» Set task: Output the entries word for word. Omit images.

» Supplied data:
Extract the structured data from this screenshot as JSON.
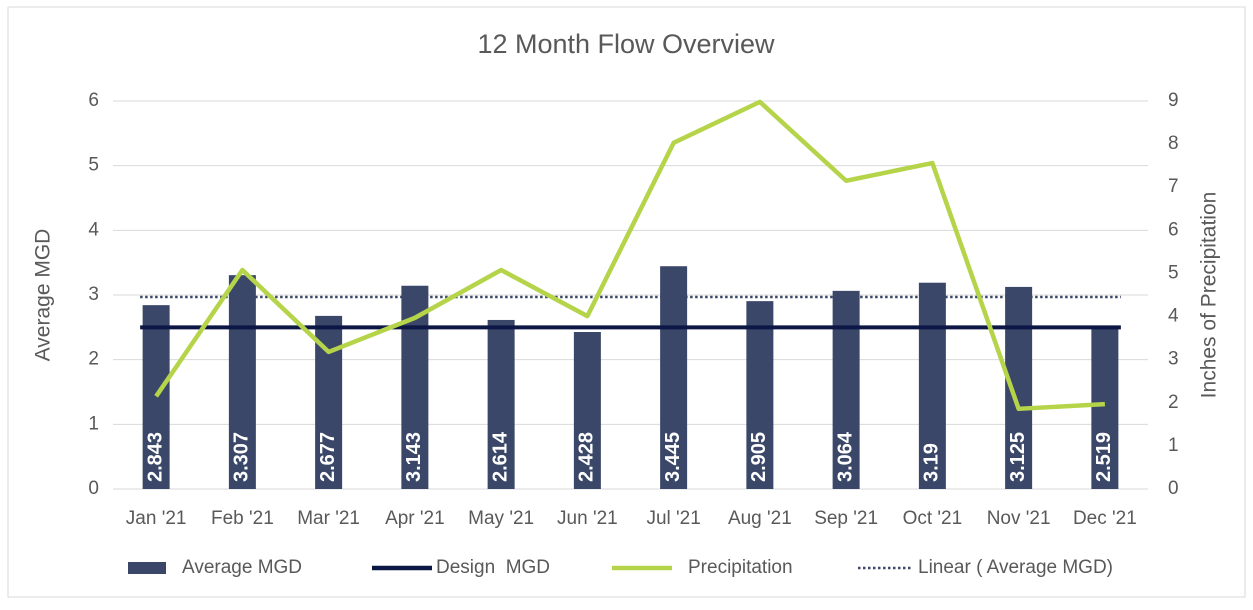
{
  "chart_data": {
    "type": "bar",
    "title": "12 Month Flow Overview",
    "y_label": "Average MGD",
    "y2_label": "Inches of Precipitation",
    "categories": [
      "Jan '21",
      "Feb '21",
      "Mar '21",
      "Apr '21",
      "May '21",
      "Jun '21",
      "Jul '21",
      "Aug '21",
      "Sep '21",
      "Oct '21",
      "Nov '21",
      "Dec '21"
    ],
    "series": [
      {
        "name": "Average MGD",
        "type": "bar",
        "color": "#3a4768",
        "values": [
          2.843,
          3.307,
          2.677,
          3.143,
          2.614,
          2.428,
          3.445,
          2.905,
          3.064,
          3.19,
          3.125,
          2.519
        ]
      },
      {
        "name": "Design  MGD",
        "type": "line",
        "color": "#0c1745",
        "values": [
          2.5,
          2.5,
          2.5,
          2.5,
          2.5,
          2.5,
          2.5,
          2.5,
          2.5,
          2.5,
          2.5,
          2.5
        ]
      },
      {
        "name": "Precipitation",
        "type": "line",
        "color": "#b5d44a",
        "axis": "y2",
        "values": [
          2.15,
          5.08,
          3.18,
          3.97,
          5.08,
          4.01,
          8.03,
          8.98,
          7.15,
          7.56,
          1.86,
          1.97
        ]
      },
      {
        "name": "Linear ( Average MGD)",
        "type": "dotted",
        "color": "#3a4768",
        "values": [
          2.97,
          2.97,
          2.97,
          2.97,
          2.97,
          2.97,
          2.97,
          2.97,
          2.97,
          2.97,
          2.97,
          2.97
        ]
      }
    ],
    "ylim": [
      0,
      6
    ],
    "yticks": [
      0,
      1,
      2,
      3,
      4,
      5,
      6
    ],
    "y2lim": [
      0,
      9
    ],
    "y2ticks": [
      0,
      1,
      2,
      3,
      4,
      5,
      6,
      7,
      8,
      9
    ],
    "grid": true,
    "legend": "bottom"
  }
}
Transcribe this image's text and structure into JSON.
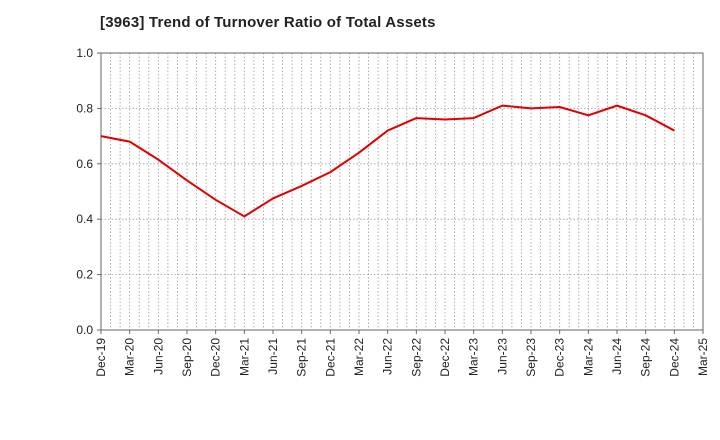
{
  "chart_data": {
    "type": "line",
    "title": "[3963]  Trend of Turnover Ratio of Total Assets",
    "xlabel": "",
    "ylabel": "",
    "ylim": [
      0.0,
      1.0
    ],
    "yticks": [
      "0.0",
      "0.2",
      "0.4",
      "0.6",
      "0.8",
      "1.0"
    ],
    "categories": [
      "Dec-19",
      "Mar-20",
      "Jun-20",
      "Sep-20",
      "Dec-20",
      "Mar-21",
      "Jun-21",
      "Sep-21",
      "Dec-21",
      "Mar-22",
      "Jun-22",
      "Sep-22",
      "Dec-22",
      "Mar-23",
      "Jun-23",
      "Sep-23",
      "Dec-23",
      "Mar-24",
      "Jun-24",
      "Sep-24",
      "Dec-24",
      "Mar-25"
    ],
    "series": [
      {
        "name": "",
        "color": "#e00000",
        "values": [
          0.7,
          0.68,
          0.615,
          0.54,
          0.47,
          0.41,
          0.475,
          0.52,
          0.57,
          0.64,
          0.72,
          0.765,
          0.76,
          0.765,
          0.81,
          0.8,
          0.805,
          0.775,
          0.81,
          0.775,
          0.72,
          null
        ]
      }
    ],
    "grid": true
  }
}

» Exercise response:
Extract the structured data from this screenshot as JSON.
{
  "chart_data": {
    "type": "bar",
    "title": "12 Month Flow Overview",
    "y_label": "Average MGD",
    "y2_label": "Inches of Precipitation",
    "categories": [
      "Jan '21",
      "Feb '21",
      "Mar '21",
      "Apr '21",
      "May '21",
      "Jun '21",
      "Jul '21",
      "Aug '21",
      "Sep '21",
      "Oct '21",
      "Nov '21",
      "Dec '21"
    ],
    "series": [
      {
        "name": "Average MGD",
        "type": "bar",
        "color": "#3a4768",
        "values": [
          2.843,
          3.307,
          2.677,
          3.143,
          2.614,
          2.428,
          3.445,
          2.905,
          3.064,
          3.19,
          3.125,
          2.519
        ]
      },
      {
        "name": "Design  MGD",
        "type": "line",
        "color": "#0c1745",
        "values": [
          2.5,
          2.5,
          2.5,
          2.5,
          2.5,
          2.5,
          2.5,
          2.5,
          2.5,
          2.5,
          2.5,
          2.5
        ]
      },
      {
        "name": "Precipitation",
        "type": "line",
        "color": "#b5d44a",
        "axis": "y2",
        "values": [
          2.15,
          5.08,
          3.18,
          3.97,
          5.08,
          4.01,
          8.03,
          8.98,
          7.15,
          7.56,
          1.86,
          1.97
        ]
      },
      {
        "name": "Linear ( Average MGD)",
        "type": "dotted",
        "color": "#3a4768",
        "values": [
          2.97,
          2.97,
          2.97,
          2.97,
          2.97,
          2.97,
          2.97,
          2.97,
          2.97,
          2.97,
          2.97,
          2.97
        ]
      }
    ],
    "ylim": [
      0,
      6
    ],
    "yticks": [
      0,
      1,
      2,
      3,
      4,
      5,
      6
    ],
    "y2lim": [
      0,
      9
    ],
    "y2ticks": [
      0,
      1,
      2,
      3,
      4,
      5,
      6,
      7,
      8,
      9
    ],
    "grid": true,
    "legend": "bottom"
  }
}
Transcribe this image's text and structure into JSON.
{
  "chart_data": {
    "type": "line",
    "title": "[3963]  Trend of Turnover Ratio of Total Assets",
    "xlabel": "",
    "ylabel": "",
    "ylim": [
      0.0,
      1.0
    ],
    "yticks": [
      "0.0",
      "0.2",
      "0.4",
      "0.6",
      "0.8",
      "1.0"
    ],
    "categories": [
      "Dec-19",
      "Mar-20",
      "Jun-20",
      "Sep-20",
      "Dec-20",
      "Mar-21",
      "Jun-21",
      "Sep-21",
      "Dec-21",
      "Mar-22",
      "Jun-22",
      "Sep-22",
      "Dec-22",
      "Mar-23",
      "Jun-23",
      "Sep-23",
      "Dec-23",
      "Mar-24",
      "Jun-24",
      "Sep-24",
      "Dec-24",
      "Mar-25"
    ],
    "series": [
      {
        "name": "",
        "color": "#e00000",
        "values": [
          0.7,
          0.68,
          0.615,
          0.54,
          0.47,
          0.41,
          0.475,
          0.52,
          0.57,
          0.64,
          0.72,
          0.765,
          0.76,
          0.765,
          0.81,
          0.8,
          0.805,
          0.775,
          0.81,
          0.775,
          0.72,
          null
        ]
      }
    ],
    "grid": true
  }
}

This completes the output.